O Fundo Triliardário e o Guardião Invisível: Quem Fiscalizará o Coração da Reforma Tributária?

Renaldo R. Junior1

A Reforma Tributária, promulgada pela Emenda Constitucional 132, representa a mais profunda e ambiciosa reestruturação do federalismo fiscal brasileiro em décadas. Nascida sob a bandeira da simplificação e da racionalidade econômica, ela promete desatar os nós de um dos sistemas tributários mais complexos do mundo. No epicentro desta transformação está a criação do Comitê Gestor do IBS, uma entidade destinada a centralizar a arrecadação, a regulamentação e a administração do novo Imposto sobre Bens e Serviços em nome de todos os 27 estados, do Distrito Federal e dos mais de 5.500 municípios. Este órgão será o coração operacional do novo sistema, por onde fluirá um volume de recursos que especialistas já apelidam, com razão, de “fundo triliardário”.

Contudo, por trás da promessa de eficiência, emerge um paradoxo fundamental e uma questão alarmante, indaga-se: ao simplificar a cobrança, estamos criando um centro de poder financeiro tão colossal e autônomo que ele pode escapar dos mecanismos tradicionais de controle da República? Em outras palavras, quem, de fato, controlará este novo e poderoso centro de poder?

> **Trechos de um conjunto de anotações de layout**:
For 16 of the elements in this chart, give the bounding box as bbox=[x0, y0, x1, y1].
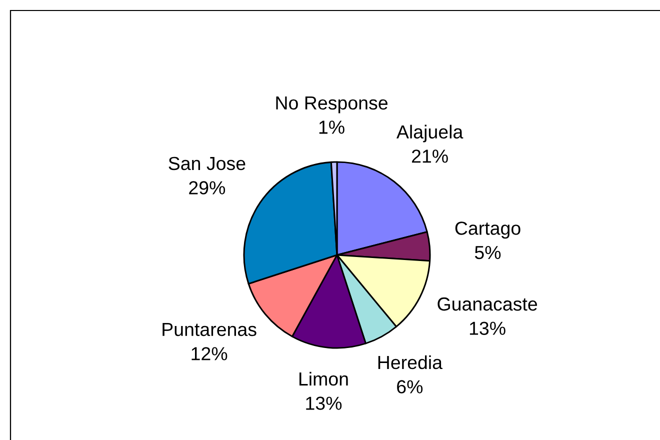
data-label: 29% bbox=[189, 181, 226, 194]
data-label: 13% bbox=[306, 396, 342, 410]
data-label: 13% bbox=[470, 322, 506, 335]
slice-label: Guanacaste bbox=[438, 297, 538, 311]
slice-label: Puntarenas bbox=[162, 323, 256, 336]
slice-label: Heredia bbox=[378, 355, 443, 370]
data-label: 12% bbox=[192, 347, 228, 360]
slice-label: Cartago bbox=[455, 222, 520, 239]
slice-label: No Response bbox=[276, 96, 388, 114]
slice-label: San Jose bbox=[168, 156, 246, 170]
slice-label: Limon bbox=[299, 372, 348, 386]
data-label: 6% bbox=[397, 380, 423, 394]
data-label: 21% bbox=[412, 150, 448, 163]
data-label: 5% bbox=[474, 246, 501, 260]
data-label: 1% bbox=[319, 120, 344, 134]
slice-label: Alajuela bbox=[396, 124, 464, 142]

> **Tarefa**:
Segundo o texto sobre a Reforma Tributária, qual emenda constitucional a promulgou? O material não tem nenhuma relação com esta atividade.

> **Resposta**:
A Emenda Constitucional 132.